** START RAW DATA **
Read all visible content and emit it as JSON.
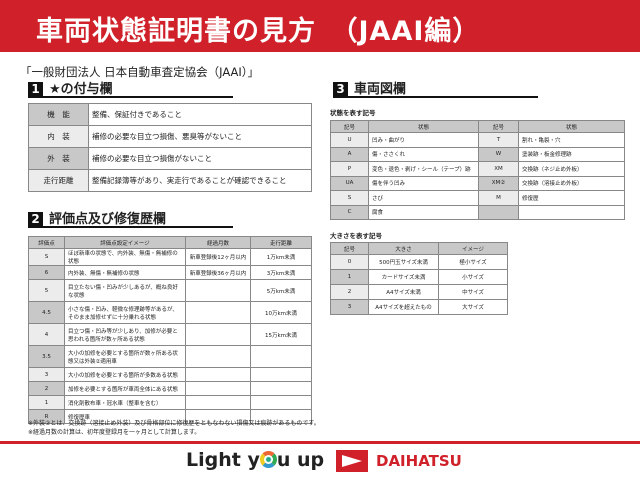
{
  "title": "車両状態証明書の見方　（JAAI編）",
  "subtitle": "「一般財団法人 日本自動車査定協会（JAAI）」",
  "section1": {
    "num": "1",
    "label": "★の付与欄",
    "rows": [
      [
        "機　能",
        "整備、保証付きであること"
      ],
      [
        "内　装",
        "補修の必要な目立つ損傷、悪臭等がないこと"
      ],
      [
        "外　装",
        "補修の必要な目立つ損傷がないこと"
      ],
      [
        "走行距離",
        "整備記録簿等があり、実走行であることが確認できること"
      ]
    ]
  },
  "section2": {
    "num": "2",
    "label": "評価点及び修復歴欄",
    "headers": [
      "評価点",
      "評価点設定イメージ",
      "経過月数",
      "走行距離"
    ],
    "rows": [
      [
        "S",
        "ほぼ新車の状態で、内外装、無傷・無補修の状態",
        "新車登録後12ヶ月以内",
        "1万km未満"
      ],
      [
        "6",
        "内外装、無傷・無補修の状態",
        "新車登録後36ヶ月以内",
        "3万km未満"
      ],
      [
        "5",
        "目立たない傷・凹みが少しあるが、概ね良好な状態",
        "",
        "5万km未満"
      ],
      [
        "4.5",
        "小さな傷・凹み、軽微な修理跡等があるが、そのまま加修せずに十分乗れる状態",
        "",
        "10万km未満"
      ],
      [
        "4",
        "目立つ傷・凹み等が少しあり、加修が必要と思われる箇所が数ヶ所ある状態",
        "",
        "15万km未満"
      ],
      [
        "3.5",
        "大小の加修を必要とする箇所が数ヶ所ある状態又は外装②適用車",
        "",
        ""
      ],
      [
        "3",
        "大小の加修を必要とする箇所が多数ある状態",
        "",
        ""
      ],
      [
        "2",
        "加修を必要とする箇所が車両全体にある状態",
        "",
        ""
      ],
      [
        "1",
        "消化剤散布車・冠水車（整車を含む）",
        "",
        ""
      ],
      [
        "R",
        "修復歴車",
        "",
        ""
      ]
    ]
  },
  "notes": [
    "※外装②とは、交換跡（溶接止め外装）及び骨格部位に修復歴をともなわない損傷又は痕跡があるものです。",
    "※経過月数の計算は、初年度登録月を一ヶ月として計算します。"
  ],
  "section3": {
    "num": "3",
    "label": "車両図欄",
    "caption1": "状態を表す記号",
    "headers1": [
      "記号",
      "状態",
      "記号",
      "状態"
    ],
    "rows1": [
      [
        "U",
        "凹み・曲がり",
        "T",
        "割れ・亀裂・穴"
      ],
      [
        "A",
        "傷・ささくれ",
        "W",
        "塗装跡・板金修理跡"
      ],
      [
        "P",
        "変色・退色・剥げ・シール（テープ）跡",
        "XM",
        "交換跡（ネジ止め外板）"
      ],
      [
        "UA",
        "傷を伴う凹み",
        "XM②",
        "交換跡（溶接止め外板）"
      ],
      [
        "S",
        "さび",
        "M",
        "修復歴"
      ],
      [
        "C",
        "腐食",
        "",
        ""
      ]
    ],
    "caption2": "大きさを表す記号",
    "headers2": [
      "記号",
      "大きさ",
      "イメージ"
    ],
    "rows2": [
      [
        "0",
        "500円玉サイズ未満",
        "極小サイズ"
      ],
      [
        "1",
        "カードサイズ未満",
        "小サイズ"
      ],
      [
        "2",
        "A4サイズ未満",
        "中サイズ"
      ],
      [
        "3",
        "A4サイズを超えたもの",
        "大サイズ"
      ]
    ]
  },
  "footer": {
    "slogan_pre": "Light y",
    "slogan_post": "u up",
    "brand": "DAIHATSU",
    "accent": "#d0202a"
  }
}
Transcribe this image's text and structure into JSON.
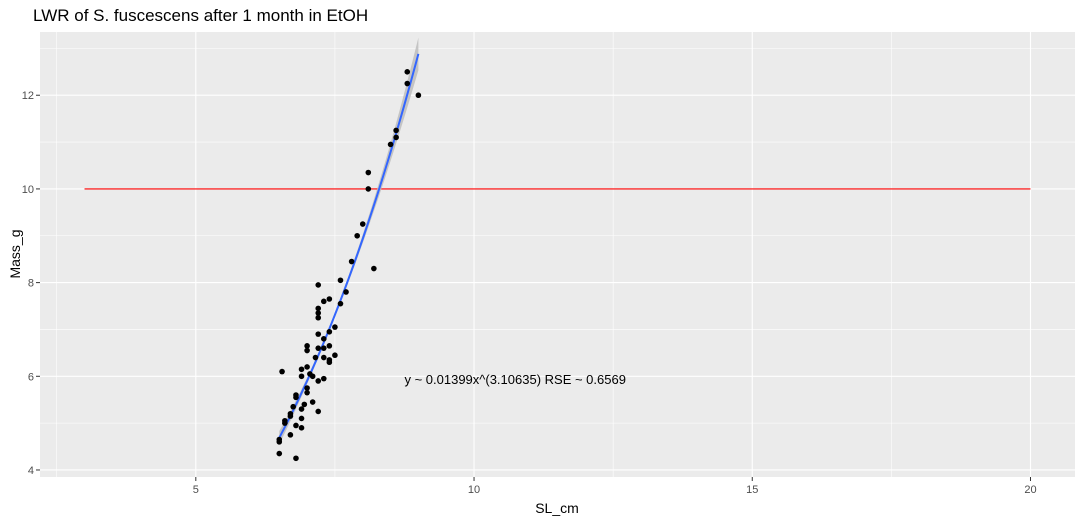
{
  "chart_data": {
    "type": "scatter",
    "title": "LWR of S. fuscescens after 1 month in EtOH",
    "xlabel": "SL_cm",
    "ylabel": "Mass_g",
    "xlim": [
      2.2,
      20.8
    ],
    "ylim": [
      3.85,
      13.35
    ],
    "x_ticks": [
      5,
      10,
      15,
      20
    ],
    "y_ticks": [
      4,
      6,
      8,
      10,
      12
    ],
    "grid": true,
    "background": "#ebebeb",
    "points": [
      {
        "x": 6.5,
        "y": 4.35
      },
      {
        "x": 6.5,
        "y": 4.6
      },
      {
        "x": 6.5,
        "y": 4.65
      },
      {
        "x": 6.55,
        "y": 6.1
      },
      {
        "x": 6.6,
        "y": 5.0
      },
      {
        "x": 6.6,
        "y": 5.05
      },
      {
        "x": 6.7,
        "y": 4.75
      },
      {
        "x": 6.7,
        "y": 5.15
      },
      {
        "x": 6.7,
        "y": 5.2
      },
      {
        "x": 6.75,
        "y": 5.35
      },
      {
        "x": 6.8,
        "y": 4.25
      },
      {
        "x": 6.8,
        "y": 4.95
      },
      {
        "x": 6.8,
        "y": 5.55
      },
      {
        "x": 6.8,
        "y": 5.6
      },
      {
        "x": 6.9,
        "y": 4.9
      },
      {
        "x": 6.9,
        "y": 5.1
      },
      {
        "x": 6.9,
        "y": 5.3
      },
      {
        "x": 6.9,
        "y": 6.0
      },
      {
        "x": 6.9,
        "y": 6.15
      },
      {
        "x": 6.95,
        "y": 5.4
      },
      {
        "x": 7.0,
        "y": 5.65
      },
      {
        "x": 7.0,
        "y": 5.75
      },
      {
        "x": 7.0,
        "y": 6.2
      },
      {
        "x": 7.0,
        "y": 6.55
      },
      {
        "x": 7.0,
        "y": 6.65
      },
      {
        "x": 7.05,
        "y": 6.05
      },
      {
        "x": 7.1,
        "y": 5.45
      },
      {
        "x": 7.1,
        "y": 6.0
      },
      {
        "x": 7.15,
        "y": 6.4
      },
      {
        "x": 7.2,
        "y": 5.25
      },
      {
        "x": 7.2,
        "y": 5.9
      },
      {
        "x": 7.2,
        "y": 6.6
      },
      {
        "x": 7.2,
        "y": 6.9
      },
      {
        "x": 7.2,
        "y": 7.25
      },
      {
        "x": 7.2,
        "y": 7.35
      },
      {
        "x": 7.2,
        "y": 7.45
      },
      {
        "x": 7.2,
        "y": 7.95
      },
      {
        "x": 7.3,
        "y": 5.95
      },
      {
        "x": 7.3,
        "y": 6.4
      },
      {
        "x": 7.3,
        "y": 6.6
      },
      {
        "x": 7.3,
        "y": 6.8
      },
      {
        "x": 7.3,
        "y": 7.6
      },
      {
        "x": 7.4,
        "y": 6.3
      },
      {
        "x": 7.4,
        "y": 6.35
      },
      {
        "x": 7.4,
        "y": 6.65
      },
      {
        "x": 7.4,
        "y": 6.95
      },
      {
        "x": 7.4,
        "y": 7.65
      },
      {
        "x": 7.5,
        "y": 6.45
      },
      {
        "x": 7.5,
        "y": 7.05
      },
      {
        "x": 7.6,
        "y": 7.55
      },
      {
        "x": 7.6,
        "y": 8.05
      },
      {
        "x": 7.7,
        "y": 7.8
      },
      {
        "x": 7.8,
        "y": 8.45
      },
      {
        "x": 7.9,
        "y": 9.0
      },
      {
        "x": 8.0,
        "y": 9.25
      },
      {
        "x": 8.1,
        "y": 10.35
      },
      {
        "x": 8.1,
        "y": 10.0
      },
      {
        "x": 8.2,
        "y": 8.3
      },
      {
        "x": 8.5,
        "y": 10.95
      },
      {
        "x": 8.6,
        "y": 11.1
      },
      {
        "x": 8.6,
        "y": 11.25
      },
      {
        "x": 8.8,
        "y": 12.25
      },
      {
        "x": 8.8,
        "y": 12.5
      },
      {
        "x": 9.0,
        "y": 12.0
      }
    ],
    "fit": {
      "model": "power",
      "a": 0.01399,
      "b": 3.10635,
      "x_range": [
        6.5,
        9.0
      ],
      "color": "#3366ff",
      "ci_color": "#bdbdbd"
    },
    "hline": {
      "y": 10,
      "x_range": [
        3,
        20
      ],
      "color": "#ff0000"
    },
    "annotation": {
      "text": "y ~ 0.01399x^(3.10635)  RSE ~ 0.6569",
      "x": 8.75,
      "y": 5.92
    }
  }
}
** END RAW DATA **
EXERCISE REQUIREMENTS –
Copy each line holding the word "JSON" from the listing above.

ANSWER TO THE PROBLEM –
Read all visible content and emit it as JSON.
Transcribe this image's text and structure into JSON.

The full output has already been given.